> [TASK PROMPT]: Copy word for word the lines from the beginning of the material through the line containing "The working edge 19 is at (511, 476).", including both of those lines.

# INPUT FOR THIS TASK start

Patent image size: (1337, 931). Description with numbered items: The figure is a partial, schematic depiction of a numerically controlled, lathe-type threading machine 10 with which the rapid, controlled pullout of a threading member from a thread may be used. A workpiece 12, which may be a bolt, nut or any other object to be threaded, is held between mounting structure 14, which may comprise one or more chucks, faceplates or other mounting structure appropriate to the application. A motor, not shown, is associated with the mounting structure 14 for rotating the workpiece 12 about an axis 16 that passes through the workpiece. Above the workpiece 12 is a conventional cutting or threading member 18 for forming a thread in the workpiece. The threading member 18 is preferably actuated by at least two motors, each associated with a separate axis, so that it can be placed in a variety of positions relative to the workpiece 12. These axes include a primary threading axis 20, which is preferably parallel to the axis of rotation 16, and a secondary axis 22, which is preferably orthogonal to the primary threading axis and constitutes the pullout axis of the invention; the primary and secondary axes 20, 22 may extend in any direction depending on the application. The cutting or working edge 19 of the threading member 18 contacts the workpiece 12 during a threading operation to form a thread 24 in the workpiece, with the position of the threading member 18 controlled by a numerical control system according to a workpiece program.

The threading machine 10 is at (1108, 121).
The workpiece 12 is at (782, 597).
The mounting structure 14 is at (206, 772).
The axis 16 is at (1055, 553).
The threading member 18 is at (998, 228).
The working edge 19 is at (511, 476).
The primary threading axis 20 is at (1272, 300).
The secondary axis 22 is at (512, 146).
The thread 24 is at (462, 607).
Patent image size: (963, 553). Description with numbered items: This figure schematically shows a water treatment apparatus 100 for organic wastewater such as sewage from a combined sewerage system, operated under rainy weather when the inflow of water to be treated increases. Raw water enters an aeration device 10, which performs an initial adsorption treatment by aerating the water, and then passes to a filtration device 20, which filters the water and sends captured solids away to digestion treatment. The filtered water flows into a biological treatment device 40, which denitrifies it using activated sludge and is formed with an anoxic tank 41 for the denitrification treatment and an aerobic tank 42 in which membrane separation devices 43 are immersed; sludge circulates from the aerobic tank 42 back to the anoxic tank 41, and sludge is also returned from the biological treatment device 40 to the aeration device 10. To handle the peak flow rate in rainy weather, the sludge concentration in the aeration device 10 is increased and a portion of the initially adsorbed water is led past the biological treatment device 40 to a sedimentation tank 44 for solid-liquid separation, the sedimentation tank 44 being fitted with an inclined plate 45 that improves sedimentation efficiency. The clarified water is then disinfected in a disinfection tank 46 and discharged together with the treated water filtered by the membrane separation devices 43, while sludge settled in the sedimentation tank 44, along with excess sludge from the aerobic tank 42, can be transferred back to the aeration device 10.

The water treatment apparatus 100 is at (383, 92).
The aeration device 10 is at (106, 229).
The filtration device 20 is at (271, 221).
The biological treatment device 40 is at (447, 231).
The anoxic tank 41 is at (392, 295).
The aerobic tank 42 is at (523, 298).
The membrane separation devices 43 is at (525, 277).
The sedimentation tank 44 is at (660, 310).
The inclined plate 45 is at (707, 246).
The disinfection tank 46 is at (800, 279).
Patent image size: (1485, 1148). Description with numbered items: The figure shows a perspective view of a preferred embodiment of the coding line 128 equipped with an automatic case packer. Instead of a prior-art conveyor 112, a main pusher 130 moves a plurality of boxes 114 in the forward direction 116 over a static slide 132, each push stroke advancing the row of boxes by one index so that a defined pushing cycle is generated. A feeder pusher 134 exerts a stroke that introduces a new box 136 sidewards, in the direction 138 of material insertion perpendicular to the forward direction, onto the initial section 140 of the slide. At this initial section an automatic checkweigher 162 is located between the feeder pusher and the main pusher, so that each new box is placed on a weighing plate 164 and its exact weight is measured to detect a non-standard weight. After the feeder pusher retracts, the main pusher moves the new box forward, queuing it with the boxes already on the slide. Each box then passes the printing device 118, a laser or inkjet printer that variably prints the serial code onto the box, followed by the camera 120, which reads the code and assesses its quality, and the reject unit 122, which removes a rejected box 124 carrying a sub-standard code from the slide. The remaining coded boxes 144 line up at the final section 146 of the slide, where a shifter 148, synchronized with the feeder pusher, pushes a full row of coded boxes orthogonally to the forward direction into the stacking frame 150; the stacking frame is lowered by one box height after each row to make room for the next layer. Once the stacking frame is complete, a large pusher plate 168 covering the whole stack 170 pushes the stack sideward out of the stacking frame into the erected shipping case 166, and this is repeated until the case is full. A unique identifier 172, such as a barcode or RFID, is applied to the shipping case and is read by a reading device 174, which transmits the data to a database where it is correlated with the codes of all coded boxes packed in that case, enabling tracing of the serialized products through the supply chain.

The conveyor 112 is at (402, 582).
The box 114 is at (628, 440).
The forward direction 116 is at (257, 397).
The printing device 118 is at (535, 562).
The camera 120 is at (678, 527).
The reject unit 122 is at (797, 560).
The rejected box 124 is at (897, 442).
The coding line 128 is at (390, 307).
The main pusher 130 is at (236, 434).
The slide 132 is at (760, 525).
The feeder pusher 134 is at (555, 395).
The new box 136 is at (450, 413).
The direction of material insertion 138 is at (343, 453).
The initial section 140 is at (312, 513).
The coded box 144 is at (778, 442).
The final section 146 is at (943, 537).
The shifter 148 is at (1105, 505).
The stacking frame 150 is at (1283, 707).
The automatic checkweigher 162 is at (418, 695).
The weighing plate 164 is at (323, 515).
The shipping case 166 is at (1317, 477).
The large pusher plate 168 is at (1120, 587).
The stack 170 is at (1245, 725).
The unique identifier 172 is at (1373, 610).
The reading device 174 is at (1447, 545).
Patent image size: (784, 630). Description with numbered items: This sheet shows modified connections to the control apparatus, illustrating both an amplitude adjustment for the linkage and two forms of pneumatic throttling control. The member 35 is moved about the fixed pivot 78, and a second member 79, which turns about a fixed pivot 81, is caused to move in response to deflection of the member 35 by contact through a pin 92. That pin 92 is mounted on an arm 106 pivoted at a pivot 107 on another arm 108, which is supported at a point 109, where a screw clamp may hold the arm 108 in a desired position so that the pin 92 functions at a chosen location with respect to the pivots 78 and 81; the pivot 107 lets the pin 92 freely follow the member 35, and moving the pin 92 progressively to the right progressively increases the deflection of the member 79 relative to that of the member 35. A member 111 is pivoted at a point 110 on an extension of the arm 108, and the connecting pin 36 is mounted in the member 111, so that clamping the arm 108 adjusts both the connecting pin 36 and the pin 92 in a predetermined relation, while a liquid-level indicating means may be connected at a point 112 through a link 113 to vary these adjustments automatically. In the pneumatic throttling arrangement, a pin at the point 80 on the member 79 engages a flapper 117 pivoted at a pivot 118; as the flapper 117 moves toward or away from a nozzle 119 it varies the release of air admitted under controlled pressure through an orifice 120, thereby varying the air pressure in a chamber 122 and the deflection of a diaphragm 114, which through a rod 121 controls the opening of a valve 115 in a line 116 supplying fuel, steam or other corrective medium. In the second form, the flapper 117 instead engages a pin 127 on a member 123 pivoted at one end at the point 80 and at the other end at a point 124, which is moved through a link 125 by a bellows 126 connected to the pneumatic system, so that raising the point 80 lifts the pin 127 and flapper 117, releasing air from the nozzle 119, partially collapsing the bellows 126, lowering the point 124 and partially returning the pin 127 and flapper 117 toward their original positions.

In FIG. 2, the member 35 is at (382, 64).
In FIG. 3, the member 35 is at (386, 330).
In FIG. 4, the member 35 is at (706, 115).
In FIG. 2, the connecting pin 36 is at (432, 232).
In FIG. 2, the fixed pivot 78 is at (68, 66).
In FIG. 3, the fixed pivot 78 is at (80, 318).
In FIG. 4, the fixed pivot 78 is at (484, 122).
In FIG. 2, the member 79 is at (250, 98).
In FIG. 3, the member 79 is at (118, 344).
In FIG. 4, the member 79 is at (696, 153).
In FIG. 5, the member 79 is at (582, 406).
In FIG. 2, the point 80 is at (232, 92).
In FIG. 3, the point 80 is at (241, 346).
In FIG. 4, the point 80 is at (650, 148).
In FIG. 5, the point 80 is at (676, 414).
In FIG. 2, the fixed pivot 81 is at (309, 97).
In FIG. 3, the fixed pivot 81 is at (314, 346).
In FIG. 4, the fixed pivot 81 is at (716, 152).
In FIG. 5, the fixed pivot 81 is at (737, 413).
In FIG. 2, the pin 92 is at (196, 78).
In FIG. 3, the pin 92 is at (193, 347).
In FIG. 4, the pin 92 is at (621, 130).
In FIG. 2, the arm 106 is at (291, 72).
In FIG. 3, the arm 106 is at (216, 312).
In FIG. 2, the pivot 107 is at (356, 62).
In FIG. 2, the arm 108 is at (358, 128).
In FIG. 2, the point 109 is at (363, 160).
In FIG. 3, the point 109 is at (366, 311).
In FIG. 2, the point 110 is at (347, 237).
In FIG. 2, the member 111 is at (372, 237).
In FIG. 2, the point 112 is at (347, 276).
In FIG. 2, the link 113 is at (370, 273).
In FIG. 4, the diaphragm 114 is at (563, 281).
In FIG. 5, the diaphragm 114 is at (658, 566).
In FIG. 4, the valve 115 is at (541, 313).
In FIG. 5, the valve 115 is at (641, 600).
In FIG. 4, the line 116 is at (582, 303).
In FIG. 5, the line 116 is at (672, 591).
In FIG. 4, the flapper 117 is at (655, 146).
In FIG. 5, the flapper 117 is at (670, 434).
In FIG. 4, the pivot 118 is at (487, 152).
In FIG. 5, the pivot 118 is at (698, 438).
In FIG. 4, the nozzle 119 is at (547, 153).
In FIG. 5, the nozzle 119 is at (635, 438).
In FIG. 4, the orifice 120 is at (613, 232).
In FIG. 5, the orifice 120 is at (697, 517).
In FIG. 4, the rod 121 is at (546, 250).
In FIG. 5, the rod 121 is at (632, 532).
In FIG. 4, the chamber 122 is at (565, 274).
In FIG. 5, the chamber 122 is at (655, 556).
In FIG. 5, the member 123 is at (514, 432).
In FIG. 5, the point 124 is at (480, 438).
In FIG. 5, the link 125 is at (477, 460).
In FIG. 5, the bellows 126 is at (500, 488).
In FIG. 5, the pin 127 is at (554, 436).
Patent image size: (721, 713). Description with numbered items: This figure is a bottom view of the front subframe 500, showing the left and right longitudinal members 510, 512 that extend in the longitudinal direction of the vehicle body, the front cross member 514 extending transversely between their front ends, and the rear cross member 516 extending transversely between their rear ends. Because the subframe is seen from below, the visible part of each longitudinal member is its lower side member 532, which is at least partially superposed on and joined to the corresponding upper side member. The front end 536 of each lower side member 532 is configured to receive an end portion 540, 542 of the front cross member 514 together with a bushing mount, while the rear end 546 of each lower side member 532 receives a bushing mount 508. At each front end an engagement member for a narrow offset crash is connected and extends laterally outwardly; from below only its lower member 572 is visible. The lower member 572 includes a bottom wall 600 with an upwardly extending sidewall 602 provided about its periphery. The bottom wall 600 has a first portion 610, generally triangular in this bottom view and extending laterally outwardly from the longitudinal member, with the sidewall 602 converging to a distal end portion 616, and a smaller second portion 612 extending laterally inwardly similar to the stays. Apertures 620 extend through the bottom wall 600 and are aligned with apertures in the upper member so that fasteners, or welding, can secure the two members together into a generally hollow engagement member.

# INPUT FOR THIS TASK end

> [ANSWER IN FULL]:
Patent image size: (1337, 931). Description with numbered items: The figure is a partial, schematic depiction of a numerically controlled, lathe-type threading machine 10 with which the rapid, controlled pullout of a threading member from a thread may be used. A workpiece 12, which may be a bolt, nut or any other object to be threaded, is held between mounting structure 14, which may comprise one or more chucks, faceplates or other mounting structure appropriate to the application. A motor, not shown, is associated with the mounting structure 14 for rotating the workpiece 12 about an axis 16 that passes through the workpiece. Above the workpiece 12 is a conventional cutting or threading member 18 for forming a thread in the workpiece. The threading member 18 is preferably actuated by at least two motors, each associated with a separate axis, so that it can be placed in a variety of positions relative to the workpiece 12. These axes include a primary threading axis 20, which is preferably parallel to the axis of rotation 16, and a secondary axis 22, which is preferably orthogonal to the primary threading axis and constitutes the pullout axis of the invention; the primary and secondary axes 20, 22 may extend in any direction depending on the application. The cutting or working edge 19 of the threading member 18 contacts the workpiece 12 during a threading operation to form a thread 24 in the workpiece, with the position of the threading member 18 controlled by a numerical control system according to a workpiece program.

The threading machine 10 is at (1108, 121).
The workpiece 12 is at (782, 597).
The mounting structure 14 is at (206, 772).
The axis 16 is at (1055, 553).
The threading member 18 is at (998, 228).
The working edge 19 is at (511, 476).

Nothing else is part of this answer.